# Problem to solve
Reproduce each line from the records that holds "number".

Collected data entries:
——
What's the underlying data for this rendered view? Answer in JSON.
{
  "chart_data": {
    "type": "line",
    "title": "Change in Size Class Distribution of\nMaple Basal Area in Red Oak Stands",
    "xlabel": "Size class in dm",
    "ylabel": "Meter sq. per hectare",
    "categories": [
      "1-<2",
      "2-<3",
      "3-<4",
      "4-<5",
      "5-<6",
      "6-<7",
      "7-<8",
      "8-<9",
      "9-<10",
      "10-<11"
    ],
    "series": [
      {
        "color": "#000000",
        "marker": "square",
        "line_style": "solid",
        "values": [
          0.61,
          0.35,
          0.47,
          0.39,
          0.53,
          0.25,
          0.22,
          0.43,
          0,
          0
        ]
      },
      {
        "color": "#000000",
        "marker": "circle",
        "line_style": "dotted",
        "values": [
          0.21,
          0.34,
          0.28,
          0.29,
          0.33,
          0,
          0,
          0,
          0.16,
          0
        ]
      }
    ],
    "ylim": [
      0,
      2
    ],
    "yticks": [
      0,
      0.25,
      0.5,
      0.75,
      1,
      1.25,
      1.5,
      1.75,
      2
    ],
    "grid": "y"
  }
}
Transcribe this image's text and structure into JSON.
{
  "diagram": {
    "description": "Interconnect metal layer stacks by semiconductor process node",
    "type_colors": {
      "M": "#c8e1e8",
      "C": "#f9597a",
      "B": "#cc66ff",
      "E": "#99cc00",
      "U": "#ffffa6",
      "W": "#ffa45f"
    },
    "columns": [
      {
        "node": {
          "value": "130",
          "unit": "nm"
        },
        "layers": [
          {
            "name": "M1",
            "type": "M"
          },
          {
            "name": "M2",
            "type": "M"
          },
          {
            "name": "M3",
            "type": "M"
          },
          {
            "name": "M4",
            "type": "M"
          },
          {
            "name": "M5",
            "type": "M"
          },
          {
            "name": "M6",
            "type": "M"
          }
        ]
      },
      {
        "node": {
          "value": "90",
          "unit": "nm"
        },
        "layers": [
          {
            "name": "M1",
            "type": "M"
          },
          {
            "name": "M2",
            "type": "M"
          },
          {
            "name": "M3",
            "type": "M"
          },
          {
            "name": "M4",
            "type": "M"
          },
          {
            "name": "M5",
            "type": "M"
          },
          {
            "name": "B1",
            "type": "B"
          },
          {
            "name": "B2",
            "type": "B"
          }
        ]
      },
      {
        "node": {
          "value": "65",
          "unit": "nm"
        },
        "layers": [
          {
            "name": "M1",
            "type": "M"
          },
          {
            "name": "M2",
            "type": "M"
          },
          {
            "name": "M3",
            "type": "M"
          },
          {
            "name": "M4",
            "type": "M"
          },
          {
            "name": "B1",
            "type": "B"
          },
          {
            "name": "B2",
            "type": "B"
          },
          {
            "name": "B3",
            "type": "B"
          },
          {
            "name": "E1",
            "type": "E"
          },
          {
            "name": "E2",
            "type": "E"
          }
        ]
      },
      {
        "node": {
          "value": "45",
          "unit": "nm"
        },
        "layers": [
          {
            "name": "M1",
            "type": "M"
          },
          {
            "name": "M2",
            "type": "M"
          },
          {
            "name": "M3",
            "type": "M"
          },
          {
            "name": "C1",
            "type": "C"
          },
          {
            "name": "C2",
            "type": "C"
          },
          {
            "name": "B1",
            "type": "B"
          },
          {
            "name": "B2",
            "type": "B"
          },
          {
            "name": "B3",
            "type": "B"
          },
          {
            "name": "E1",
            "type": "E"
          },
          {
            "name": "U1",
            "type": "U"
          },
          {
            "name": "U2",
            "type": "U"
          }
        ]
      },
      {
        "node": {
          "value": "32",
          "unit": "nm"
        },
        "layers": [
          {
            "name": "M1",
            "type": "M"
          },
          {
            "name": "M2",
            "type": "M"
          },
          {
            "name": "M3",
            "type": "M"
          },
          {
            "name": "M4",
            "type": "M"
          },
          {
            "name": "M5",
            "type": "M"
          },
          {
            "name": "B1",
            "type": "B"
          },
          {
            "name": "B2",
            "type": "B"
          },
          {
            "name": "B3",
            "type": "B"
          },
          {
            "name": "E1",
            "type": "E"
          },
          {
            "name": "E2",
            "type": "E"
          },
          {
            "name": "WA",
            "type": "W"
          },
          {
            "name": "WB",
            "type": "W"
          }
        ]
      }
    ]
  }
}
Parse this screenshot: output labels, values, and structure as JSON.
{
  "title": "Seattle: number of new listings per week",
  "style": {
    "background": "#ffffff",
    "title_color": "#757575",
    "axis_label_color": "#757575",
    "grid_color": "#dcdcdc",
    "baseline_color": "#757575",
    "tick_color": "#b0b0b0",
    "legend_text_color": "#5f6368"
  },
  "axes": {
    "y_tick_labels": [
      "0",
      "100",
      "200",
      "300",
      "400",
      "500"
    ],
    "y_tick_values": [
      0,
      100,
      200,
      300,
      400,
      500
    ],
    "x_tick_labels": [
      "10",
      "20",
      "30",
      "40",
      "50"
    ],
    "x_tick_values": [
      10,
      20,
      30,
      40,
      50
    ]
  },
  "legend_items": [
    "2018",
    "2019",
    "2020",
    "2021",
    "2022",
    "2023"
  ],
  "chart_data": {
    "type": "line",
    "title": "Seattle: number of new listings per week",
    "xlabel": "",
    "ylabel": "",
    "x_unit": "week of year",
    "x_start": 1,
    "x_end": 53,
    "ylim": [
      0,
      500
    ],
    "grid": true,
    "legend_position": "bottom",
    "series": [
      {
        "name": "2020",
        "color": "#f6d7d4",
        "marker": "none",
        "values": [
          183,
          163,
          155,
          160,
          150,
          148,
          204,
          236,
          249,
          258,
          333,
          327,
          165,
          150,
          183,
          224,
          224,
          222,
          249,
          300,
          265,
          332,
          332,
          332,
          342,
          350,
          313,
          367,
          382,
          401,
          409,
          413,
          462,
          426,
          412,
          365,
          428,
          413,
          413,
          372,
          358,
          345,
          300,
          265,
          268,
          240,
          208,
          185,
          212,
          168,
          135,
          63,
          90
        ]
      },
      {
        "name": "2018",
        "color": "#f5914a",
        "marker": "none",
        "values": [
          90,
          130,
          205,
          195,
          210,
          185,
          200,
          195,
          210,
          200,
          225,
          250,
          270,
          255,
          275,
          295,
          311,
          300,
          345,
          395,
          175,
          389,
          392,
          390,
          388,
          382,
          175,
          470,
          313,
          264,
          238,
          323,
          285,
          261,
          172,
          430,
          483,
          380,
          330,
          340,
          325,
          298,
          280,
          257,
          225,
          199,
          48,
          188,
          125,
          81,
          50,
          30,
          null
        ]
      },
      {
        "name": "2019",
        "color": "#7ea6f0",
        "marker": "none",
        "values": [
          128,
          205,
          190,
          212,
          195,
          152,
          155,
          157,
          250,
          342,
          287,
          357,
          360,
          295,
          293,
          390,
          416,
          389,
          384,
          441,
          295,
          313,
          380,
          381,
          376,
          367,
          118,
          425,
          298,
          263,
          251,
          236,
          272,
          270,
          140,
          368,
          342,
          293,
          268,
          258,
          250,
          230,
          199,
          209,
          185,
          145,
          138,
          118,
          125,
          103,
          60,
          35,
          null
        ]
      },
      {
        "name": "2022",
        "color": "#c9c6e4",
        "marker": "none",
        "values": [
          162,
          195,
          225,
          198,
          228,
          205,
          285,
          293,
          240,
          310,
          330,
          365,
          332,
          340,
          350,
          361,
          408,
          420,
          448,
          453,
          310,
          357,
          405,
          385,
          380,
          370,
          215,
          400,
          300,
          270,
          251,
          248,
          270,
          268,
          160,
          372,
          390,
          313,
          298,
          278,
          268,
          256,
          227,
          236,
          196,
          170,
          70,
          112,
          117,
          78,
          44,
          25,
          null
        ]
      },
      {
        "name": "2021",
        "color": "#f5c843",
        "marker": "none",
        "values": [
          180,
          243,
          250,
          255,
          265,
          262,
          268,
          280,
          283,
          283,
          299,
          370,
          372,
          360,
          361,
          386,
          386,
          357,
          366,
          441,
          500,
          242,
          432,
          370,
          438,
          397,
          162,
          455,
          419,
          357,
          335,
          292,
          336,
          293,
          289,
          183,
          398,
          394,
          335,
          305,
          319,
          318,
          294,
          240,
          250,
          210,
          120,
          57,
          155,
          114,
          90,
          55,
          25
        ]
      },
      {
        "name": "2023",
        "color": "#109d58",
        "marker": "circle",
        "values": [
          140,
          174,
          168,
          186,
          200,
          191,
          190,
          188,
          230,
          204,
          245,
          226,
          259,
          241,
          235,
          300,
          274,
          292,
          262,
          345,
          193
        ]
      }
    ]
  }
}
——
# Result of this task
  "title": "Seattle: number of new listings per week",
    "title": "Seattle: number of new listings per week",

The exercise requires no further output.